— Given instruction —
Check every line of the entries that follow, and copy the ones containing "same".

— start Information provided —

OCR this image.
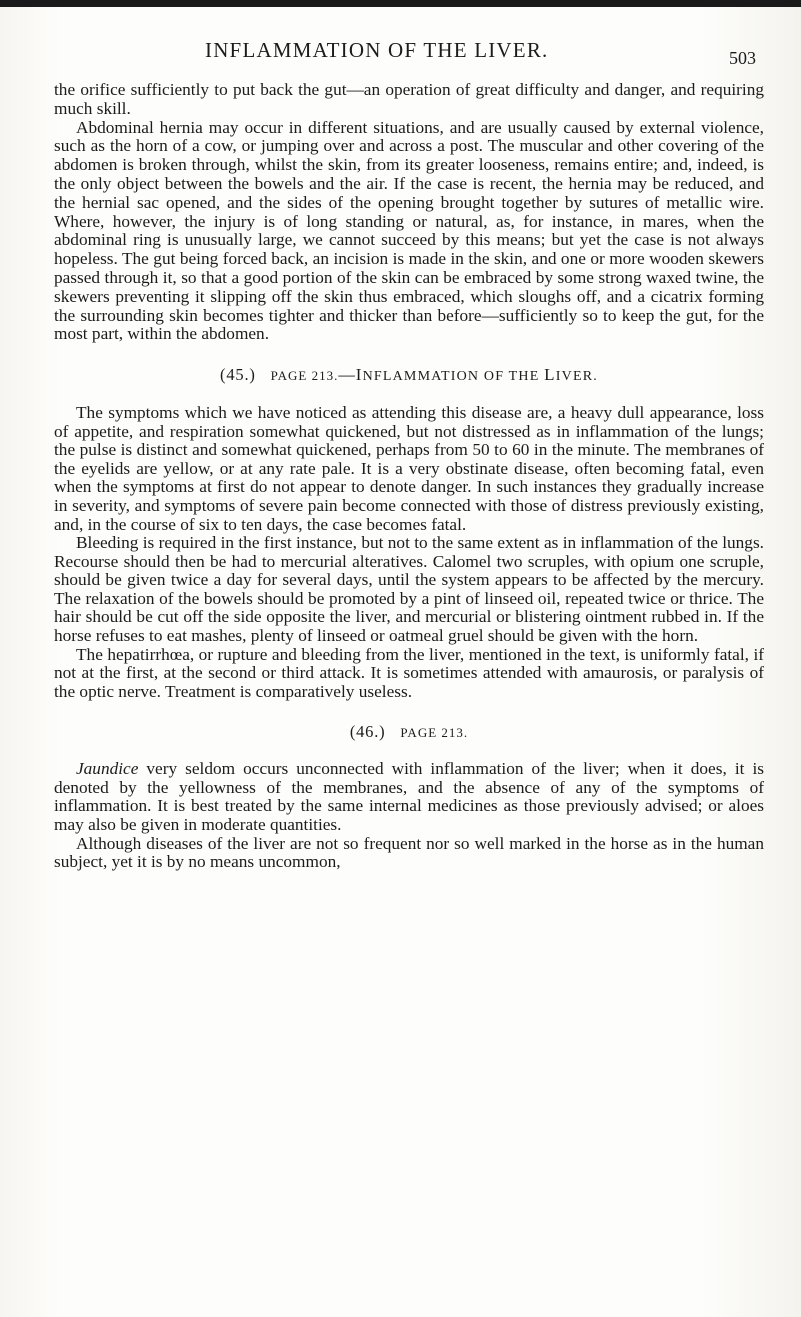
INFLAMMATION OF THE LIVER.	503

the orifice sufficiently to put back the gut—an operation of great difficulty and danger, and requiring much skill.

Abdominal hernia may occur in different situations, and are usually caused by external violence, such as the horn of a cow, or jumping over and across a post. The muscular and other covering of the abdomen is broken through, whilst the skin, from its greater looseness, remains entire; and, indeed, is the only object between the bowels and the air. If the case is recent, the hernia may be reduced, and the hernial sac opened, and the sides of the opening brought together by sutures of metallic wire. Where, however, the injury is of long standing or natural, as, for instance, in mares, when the abdominal ring is unusually large, we cannot succeed by this means; but yet the case is not always hopeless. The gut being forced back, an incision is made in the skin, and one or more wooden skewers passed through it, so that a good portion of the skin can be embraced by some strong waxed twine, the skewers preventing it slipping off the skin thus embraced, which sloughs off, and a cicatrix forming the surrounding skin becomes tighter and thicker than before—sufficiently so to keep the gut, for the most part, within the abdomen.

(45.) PAGE 213.—INFLAMMATION OF THE LIVER.

The symptoms which we have noticed as attending this disease are, a heavy dull appearance, loss of appetite, and respiration somewhat quickened, but not distressed as in inflammation of the lungs; the pulse is distinct and somewhat quickened, perhaps from 50 to 60 in the minute. The membranes of the eyelids are yellow, or at any rate pale. It is a very obstinate disease, often becoming fatal, even when the symptoms at first do not appear to denote danger. In such instances they gradually increase in severity, and symptoms of severe pain become connected with those of distress previously existing, and, in the course of six to ten days, the case becomes fatal.

Bleeding is required in the first instance, but not to the same extent as in inflammation of the lungs. Recourse should then be had to mercurial alteratives. Calomel two scruples, with opium one scruple, should be given twice a day for several days, until the system appears to be affected by the mercury. The relaxation of the bowels should be promoted by a pint of linseed oil, repeated twice or thrice. The hair should be cut off the side opposite the liver, and mercurial or blistering ointment rubbed in. If the horse refuses to eat mashes, plenty of linseed or oatmeal gruel should be given with the horn.

The hepatirrhœa, or rupture and bleeding from the liver, mentioned in the text, is uniformly fatal, if not at the first, at the second or third attack. It is sometimes attended with amaurosis, or paralysis of the optic nerve. Treatment is comparatively useless.

(46.) PAGE 213.

Jaundice very seldom occurs unconnected with inflammation of the liver; when it does, it is denoted by the yellowness of the membranes, and the absence of any of the symptoms of inflammation. It is best treated by the same internal medicines as those previously advised; or aloes may also be given in moderate quantities.

Although diseases of the liver are not so frequent nor so well marked in the horse as in the human subject, yet it is by no means uncommon,
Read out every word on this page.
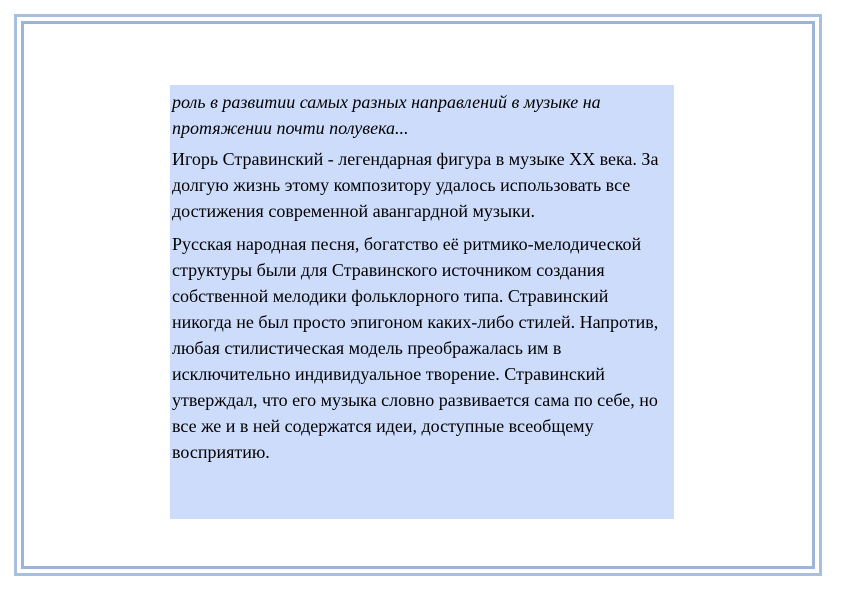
роль в развитии самых разных направлений в музыке на протяжении почти полувека...

Игорь Стравинский - легендарная фигура в музыке XX века. За долгую жизнь этому композитору удалось использовать все достижения современной авангардной музыки.

Русская народная песня, богатство её ритмико-мелодической структуры были для Стравинского источником создания собственной мелодики фольклорного типа. Стравинский никогда не был просто эпигоном каких-либо стилей. Напротив, любая стилистическая модель преображалась им в исключительно индивидуальное творение. Стравинский утверждал, что его музыка словно развивается сама по себе, но все же и в ней содержатся идеи, доступные всеобщему восприятию.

— end Information provided —

— Task answer —
Bleeding is required in the first instance, but not to the same extent as in inflammation of the lungs. Recourse should then be had to mercurial alteratives. Calomel two scruples, with opium one scruple, should be given twice a day for several days, until the system appears to be affected by the mercury. The relaxation of the bowels should be promoted by a pint of linseed oil, repeated twice or thrice. The hair should be cut off the side opposite the liver, and mercurial or blistering ointment rubbed in. If the horse refuses to eat mashes, plenty of linseed or oatmeal gruel should be given with the horn.
Jaundice very seldom occurs unconnected with inflammation of the liver; when it does, it is denoted by the yellowness of the membranes, and the absence of any of the symptoms of inflammation. It is best treated by the same internal medicines as those previously advised; or aloes may also be given in moderate quantities.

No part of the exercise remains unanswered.